### [Written task]
Reproduce each of the records below verbatim, line for line.

[Item position entries]

▼▼▼

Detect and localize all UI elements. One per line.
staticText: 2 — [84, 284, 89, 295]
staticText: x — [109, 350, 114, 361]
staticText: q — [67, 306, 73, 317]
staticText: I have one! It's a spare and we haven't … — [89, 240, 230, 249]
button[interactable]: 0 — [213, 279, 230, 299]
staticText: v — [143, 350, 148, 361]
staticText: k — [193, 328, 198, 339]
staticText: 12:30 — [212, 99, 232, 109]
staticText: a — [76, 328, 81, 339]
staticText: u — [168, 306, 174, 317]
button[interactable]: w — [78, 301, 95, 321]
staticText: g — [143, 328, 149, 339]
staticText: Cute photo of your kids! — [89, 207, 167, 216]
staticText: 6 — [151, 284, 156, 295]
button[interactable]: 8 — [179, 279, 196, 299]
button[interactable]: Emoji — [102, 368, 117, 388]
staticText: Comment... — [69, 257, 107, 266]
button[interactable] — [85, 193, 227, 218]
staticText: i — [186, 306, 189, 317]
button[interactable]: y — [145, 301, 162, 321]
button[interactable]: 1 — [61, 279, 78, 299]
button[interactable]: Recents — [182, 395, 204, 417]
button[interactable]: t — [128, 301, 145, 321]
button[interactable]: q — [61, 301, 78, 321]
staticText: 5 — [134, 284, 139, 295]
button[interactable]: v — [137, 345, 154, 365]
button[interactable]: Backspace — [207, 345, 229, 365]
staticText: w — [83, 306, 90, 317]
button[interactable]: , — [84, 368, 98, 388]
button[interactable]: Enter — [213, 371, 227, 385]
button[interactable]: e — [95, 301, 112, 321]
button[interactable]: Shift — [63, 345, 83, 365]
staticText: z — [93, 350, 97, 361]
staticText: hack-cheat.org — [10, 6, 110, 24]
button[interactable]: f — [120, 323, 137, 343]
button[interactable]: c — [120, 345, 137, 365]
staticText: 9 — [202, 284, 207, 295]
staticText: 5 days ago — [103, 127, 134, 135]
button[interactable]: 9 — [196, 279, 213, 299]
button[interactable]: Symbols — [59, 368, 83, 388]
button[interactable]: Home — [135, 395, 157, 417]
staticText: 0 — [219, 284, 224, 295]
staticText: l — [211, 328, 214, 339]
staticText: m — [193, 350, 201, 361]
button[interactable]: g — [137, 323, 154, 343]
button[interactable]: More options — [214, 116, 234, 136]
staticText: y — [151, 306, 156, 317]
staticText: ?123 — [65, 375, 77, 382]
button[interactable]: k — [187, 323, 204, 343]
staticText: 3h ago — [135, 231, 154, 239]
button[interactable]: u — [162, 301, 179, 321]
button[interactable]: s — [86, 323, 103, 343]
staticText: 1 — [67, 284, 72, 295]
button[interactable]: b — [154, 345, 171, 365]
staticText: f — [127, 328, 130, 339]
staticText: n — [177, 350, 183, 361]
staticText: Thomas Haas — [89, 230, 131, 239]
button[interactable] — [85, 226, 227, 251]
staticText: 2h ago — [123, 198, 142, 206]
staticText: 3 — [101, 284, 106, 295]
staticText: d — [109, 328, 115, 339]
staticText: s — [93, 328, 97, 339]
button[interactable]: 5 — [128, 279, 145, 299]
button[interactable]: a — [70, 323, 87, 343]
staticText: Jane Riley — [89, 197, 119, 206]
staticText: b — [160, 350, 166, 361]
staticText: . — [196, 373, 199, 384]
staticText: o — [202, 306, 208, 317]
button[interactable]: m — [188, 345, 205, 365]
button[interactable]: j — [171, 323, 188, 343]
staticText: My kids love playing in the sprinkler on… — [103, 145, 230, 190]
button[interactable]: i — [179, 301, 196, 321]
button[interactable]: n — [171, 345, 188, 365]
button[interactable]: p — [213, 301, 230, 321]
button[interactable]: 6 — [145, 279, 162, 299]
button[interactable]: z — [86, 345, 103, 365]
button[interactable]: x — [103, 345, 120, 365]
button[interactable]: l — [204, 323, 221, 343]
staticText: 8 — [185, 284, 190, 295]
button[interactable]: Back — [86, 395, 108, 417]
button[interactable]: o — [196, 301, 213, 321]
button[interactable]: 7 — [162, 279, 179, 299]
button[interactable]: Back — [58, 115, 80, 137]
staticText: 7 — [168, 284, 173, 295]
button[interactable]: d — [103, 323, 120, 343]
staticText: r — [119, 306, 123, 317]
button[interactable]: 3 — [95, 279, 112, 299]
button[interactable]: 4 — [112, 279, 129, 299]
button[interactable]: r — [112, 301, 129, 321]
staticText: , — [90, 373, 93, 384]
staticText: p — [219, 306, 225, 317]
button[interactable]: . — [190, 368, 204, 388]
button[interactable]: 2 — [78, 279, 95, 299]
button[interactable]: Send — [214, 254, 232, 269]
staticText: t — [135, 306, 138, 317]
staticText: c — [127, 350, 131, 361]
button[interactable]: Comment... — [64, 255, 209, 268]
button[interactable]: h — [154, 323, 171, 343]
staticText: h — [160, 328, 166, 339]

▲▲▲

### [The completed task]
Detect and localize all UI elements. One per line.
staticText: 2 — [84, 284, 89, 295]
staticText: x — [109, 350, 114, 361]
staticText: q — [67, 306, 73, 317]
staticText: I have one! It's a spare and we haven't … — [89, 240, 230, 249]
button[interactable]: 0 — [213, 279, 230, 299]
staticText: v — [143, 350, 148, 361]
staticText: k — [193, 328, 198, 339]
staticText: 12:30 — [212, 99, 232, 109]
staticText: a — [76, 328, 81, 339]
staticText: u — [168, 306, 174, 317]
button[interactable]: w — [78, 301, 95, 321]
staticText: g — [143, 328, 149, 339]
staticText: Cute photo of your kids! — [89, 207, 167, 216]
staticText: 6 — [151, 284, 156, 295]
button[interactable]: 8 — [179, 279, 196, 299]
button[interactable]: Emoji — [102, 368, 117, 388]
staticText: Comment... — [69, 257, 107, 266]
button[interactable] — [85, 193, 227, 218]
staticText: i — [186, 306, 189, 317]
button[interactable]: y — [145, 301, 162, 321]
button[interactable]: 1 — [61, 279, 78, 299]
button[interactable]: Recents — [182, 395, 204, 417]
button[interactable]: t — [128, 301, 145, 321]
button[interactable]: q — [61, 301, 78, 321]
staticText: 5 — [134, 284, 139, 295]
button[interactable]: v — [137, 345, 154, 365]
button[interactable]: Backspace — [207, 345, 229, 365]
staticText: w — [83, 306, 90, 317]
button[interactable]: , — [84, 368, 98, 388]
button[interactable]: Enter — [213, 371, 227, 385]
button[interactable]: e — [95, 301, 112, 321]
button[interactable]: Shift — [63, 345, 83, 365]
staticText: z — [93, 350, 97, 361]
staticText: hack-cheat.org — [10, 6, 110, 24]
button[interactable]: f — [120, 323, 137, 343]
button[interactable]: c — [120, 345, 137, 365]
staticText: 9 — [202, 284, 207, 295]
staticText: 5 days ago — [103, 127, 134, 135]
button[interactable]: 9 — [196, 279, 213, 299]
button[interactable]: Symbols — [59, 368, 83, 388]
button[interactable]: Home — [135, 395, 157, 417]
staticText: 0 — [219, 284, 224, 295]
staticText: l — [211, 328, 214, 339]
staticText: m — [193, 350, 201, 361]
button[interactable]: g — [137, 323, 154, 343]
button[interactable]: More options — [214, 116, 234, 136]
staticText: y — [151, 306, 156, 317]
staticText: ?123 — [65, 375, 77, 382]
button[interactable]: k — [187, 323, 204, 343]
staticText: 3h ago — [135, 231, 154, 239]
button[interactable]: u — [162, 301, 179, 321]
button[interactable]: s — [86, 323, 103, 343]
staticText: 1 — [67, 284, 72, 295]
button[interactable]: b — [154, 345, 171, 365]
staticText: f — [127, 328, 130, 339]
staticText: n — [177, 350, 183, 361]
staticText: Thomas Haas — [89, 230, 131, 239]
button[interactable] — [85, 226, 227, 251]
staticText: 2h ago — [123, 198, 142, 206]
staticText: 3 — [101, 284, 106, 295]
staticText: d — [109, 328, 115, 339]
staticText: s — [93, 328, 97, 339]
button[interactable]: 5 — [128, 279, 145, 299]
button[interactable]: a — [70, 323, 87, 343]
staticText: Jane Riley — [89, 197, 119, 206]
staticText: b — [160, 350, 166, 361]
staticText: . — [196, 373, 199, 384]
staticText: o — [202, 306, 208, 317]
button[interactable]: m — [188, 345, 205, 365]
button[interactable]: j — [171, 323, 188, 343]
staticText: My kids love playing in the sprinkler on… — [103, 145, 230, 190]
button[interactable]: i — [179, 301, 196, 321]
button[interactable]: n — [171, 345, 188, 365]
button[interactable]: p — [213, 301, 230, 321]
button[interactable]: 6 — [145, 279, 162, 299]
button[interactable]: z — [86, 345, 103, 365]
button[interactable]: x — [103, 345, 120, 365]
button[interactable]: l — [204, 323, 221, 343]
staticText: 8 — [185, 284, 190, 295]
button[interactable]: Back — [86, 395, 108, 417]
button[interactable]: o — [196, 301, 213, 321]
button[interactable]: 7 — [162, 279, 179, 299]
button[interactable]: Back — [58, 115, 80, 137]
staticText: 7 — [168, 284, 173, 295]
button[interactable]: d — [103, 323, 120, 343]
staticText: r — [119, 306, 123, 317]
button[interactable]: 3 — [95, 279, 112, 299]
button[interactable]: 4 — [112, 279, 129, 299]
button[interactable]: r — [112, 301, 129, 321]
staticText: , — [90, 373, 93, 384]
staticText: p — [219, 306, 225, 317]
button[interactable]: . — [190, 368, 204, 388]
button[interactable]: 2 — [78, 279, 95, 299]
button[interactable]: Send — [214, 254, 232, 269]
staticText: t — [135, 306, 138, 317]
staticText: c — [127, 350, 131, 361]
button[interactable]: Comment... — [64, 255, 209, 268]
button[interactable]: h — [154, 323, 171, 343]
staticText: h — [160, 328, 166, 339]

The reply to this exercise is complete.